■ **Brano selezionato**:
════════════════

Solo un mese dopo, anche grazie al determinante contributo degli assetti aerei a disposizione (3 elicotteri e 3 aerei da pattugliamento), l'ammiraglio di divisione Enrico Credendino, annunciava al Comitato Politico e di Sicurezza (COPS) dell'Unione Europea il pieno successo della prima fase. Gli assetti navali e aerei di EUNAVFOR MED avevano, infatti, raggiunto tutti gli obiettivi prefissati, raccogliendo le informazioni necessarie al passaggio alla fase successiva in acque internazionali e finalizzata al contrasto attivo della loro attività. Di particolare interesse il fatto che alla data del passaggio ufficiale alla seconda fase, lo scorso 7 ottobre, erano state 22 le occasioni in cui gli assetti di EUNAVFOR MED avevano avvistato possibili imbarcazioni di trafficanti operanti al di fuori delle acque territoriali libiche. Purtroppo il mandato della prima fase non consentiva l'abbordaggio di queste imbarcazioni e, tantomeno, il fermo dei criminali coinvolti.
Un'attività, questa, ora possibile nell'ambito della seconda fase in alto mare che è stata ulteriormente confermata dalla risoluzione nr. 2240 in data 9 ottobre 2015 del Consiglio di Sicurezza dell'ONU, approvata dai 15 Stati membri con l'unica eccezione del Venezuela che nello specifico caso si è astenuto.

════════════════

■ **Obiettivo dell'esercizio**:
Ricopia dal brano su EUNAVFOR MED il tratto tra "Un'attività, questa, ora" e "si è astenuto.", entrambi inclusi.

Record estratti:

════════════════

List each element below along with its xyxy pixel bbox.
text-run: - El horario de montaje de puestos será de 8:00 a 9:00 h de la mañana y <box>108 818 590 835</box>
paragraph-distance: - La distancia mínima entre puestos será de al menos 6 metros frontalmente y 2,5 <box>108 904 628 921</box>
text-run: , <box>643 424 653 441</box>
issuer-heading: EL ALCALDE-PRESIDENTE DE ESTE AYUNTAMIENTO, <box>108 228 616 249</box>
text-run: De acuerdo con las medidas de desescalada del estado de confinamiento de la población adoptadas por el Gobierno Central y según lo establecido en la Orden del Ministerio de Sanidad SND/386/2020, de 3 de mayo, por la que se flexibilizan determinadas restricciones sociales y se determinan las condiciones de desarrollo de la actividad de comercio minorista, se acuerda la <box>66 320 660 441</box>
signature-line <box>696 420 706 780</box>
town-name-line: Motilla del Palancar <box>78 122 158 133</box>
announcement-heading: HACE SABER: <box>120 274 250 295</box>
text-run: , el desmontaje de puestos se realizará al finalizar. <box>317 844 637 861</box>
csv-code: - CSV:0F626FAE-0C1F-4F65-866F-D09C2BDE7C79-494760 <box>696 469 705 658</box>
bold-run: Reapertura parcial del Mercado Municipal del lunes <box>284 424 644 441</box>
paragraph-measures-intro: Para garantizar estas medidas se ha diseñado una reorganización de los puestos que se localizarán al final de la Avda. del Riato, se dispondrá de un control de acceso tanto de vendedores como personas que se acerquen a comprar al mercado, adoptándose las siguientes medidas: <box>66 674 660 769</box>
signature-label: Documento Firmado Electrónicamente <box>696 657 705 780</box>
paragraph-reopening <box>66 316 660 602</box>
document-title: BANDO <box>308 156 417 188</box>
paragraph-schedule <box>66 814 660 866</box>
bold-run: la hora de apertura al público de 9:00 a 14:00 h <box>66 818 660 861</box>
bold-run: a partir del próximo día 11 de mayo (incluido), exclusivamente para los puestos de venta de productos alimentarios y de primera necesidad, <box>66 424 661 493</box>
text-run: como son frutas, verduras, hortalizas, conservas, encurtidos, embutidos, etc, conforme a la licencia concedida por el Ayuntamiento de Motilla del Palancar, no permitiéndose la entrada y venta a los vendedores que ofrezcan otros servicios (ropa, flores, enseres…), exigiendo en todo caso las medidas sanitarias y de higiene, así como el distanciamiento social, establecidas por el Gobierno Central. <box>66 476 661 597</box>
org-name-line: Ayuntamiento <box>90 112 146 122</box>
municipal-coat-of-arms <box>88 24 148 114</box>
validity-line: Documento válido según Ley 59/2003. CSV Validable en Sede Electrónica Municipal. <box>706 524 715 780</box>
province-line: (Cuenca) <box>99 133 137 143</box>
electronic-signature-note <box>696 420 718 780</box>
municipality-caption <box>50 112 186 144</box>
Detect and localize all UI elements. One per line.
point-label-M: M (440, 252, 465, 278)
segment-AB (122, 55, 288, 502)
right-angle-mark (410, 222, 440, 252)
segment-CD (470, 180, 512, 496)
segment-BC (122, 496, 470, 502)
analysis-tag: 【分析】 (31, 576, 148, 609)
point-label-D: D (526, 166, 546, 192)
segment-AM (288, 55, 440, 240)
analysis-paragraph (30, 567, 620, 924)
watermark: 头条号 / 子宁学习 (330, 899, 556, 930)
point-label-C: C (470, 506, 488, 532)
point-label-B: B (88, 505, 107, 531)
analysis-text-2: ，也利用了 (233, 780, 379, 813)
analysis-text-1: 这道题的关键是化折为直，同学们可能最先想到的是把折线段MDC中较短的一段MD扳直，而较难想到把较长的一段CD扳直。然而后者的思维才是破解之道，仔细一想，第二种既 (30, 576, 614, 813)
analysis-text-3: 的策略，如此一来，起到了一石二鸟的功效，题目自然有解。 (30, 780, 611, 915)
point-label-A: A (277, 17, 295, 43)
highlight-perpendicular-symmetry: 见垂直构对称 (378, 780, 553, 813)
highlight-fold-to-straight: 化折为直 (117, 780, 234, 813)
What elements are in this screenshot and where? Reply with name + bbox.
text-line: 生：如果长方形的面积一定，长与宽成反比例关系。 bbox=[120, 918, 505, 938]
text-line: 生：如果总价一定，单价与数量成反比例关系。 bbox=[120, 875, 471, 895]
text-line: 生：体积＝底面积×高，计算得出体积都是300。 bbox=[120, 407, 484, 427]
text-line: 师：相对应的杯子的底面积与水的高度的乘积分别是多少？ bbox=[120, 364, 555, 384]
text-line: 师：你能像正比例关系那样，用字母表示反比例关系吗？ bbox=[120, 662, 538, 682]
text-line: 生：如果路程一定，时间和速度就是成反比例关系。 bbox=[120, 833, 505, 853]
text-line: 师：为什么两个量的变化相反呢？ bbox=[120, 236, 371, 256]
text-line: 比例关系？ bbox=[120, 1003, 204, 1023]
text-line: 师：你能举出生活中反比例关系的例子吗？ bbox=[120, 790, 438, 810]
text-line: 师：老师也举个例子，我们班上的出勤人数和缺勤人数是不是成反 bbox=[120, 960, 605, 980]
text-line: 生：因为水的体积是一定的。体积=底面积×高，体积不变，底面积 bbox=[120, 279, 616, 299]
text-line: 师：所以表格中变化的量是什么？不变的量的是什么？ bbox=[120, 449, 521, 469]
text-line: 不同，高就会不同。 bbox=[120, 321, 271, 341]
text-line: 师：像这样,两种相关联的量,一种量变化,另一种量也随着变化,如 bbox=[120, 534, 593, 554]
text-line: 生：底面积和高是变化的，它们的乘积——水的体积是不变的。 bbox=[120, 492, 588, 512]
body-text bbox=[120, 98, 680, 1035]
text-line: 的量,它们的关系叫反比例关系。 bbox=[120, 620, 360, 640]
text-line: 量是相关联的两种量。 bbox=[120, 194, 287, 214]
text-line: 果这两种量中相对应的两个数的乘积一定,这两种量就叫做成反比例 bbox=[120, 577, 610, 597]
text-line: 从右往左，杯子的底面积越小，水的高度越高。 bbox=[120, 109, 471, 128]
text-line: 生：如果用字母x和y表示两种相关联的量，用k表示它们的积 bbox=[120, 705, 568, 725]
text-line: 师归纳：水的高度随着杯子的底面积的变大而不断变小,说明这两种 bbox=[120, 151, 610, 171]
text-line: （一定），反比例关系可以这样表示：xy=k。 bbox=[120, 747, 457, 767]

════════════════

■ **Spazio risposta**:
Un'attività, questa, ora possibile nell'ambito della seconda fase in alto mare che è stata ulteriormente confermata dalla risoluzione nr. 2240 in data 9 ottobre 2015 del Consiglio di Sicurezza dell'ONU, approvata dai 15 Stati membri con l'unica eccezione del Venezuela che nello specifico caso si è astenuto.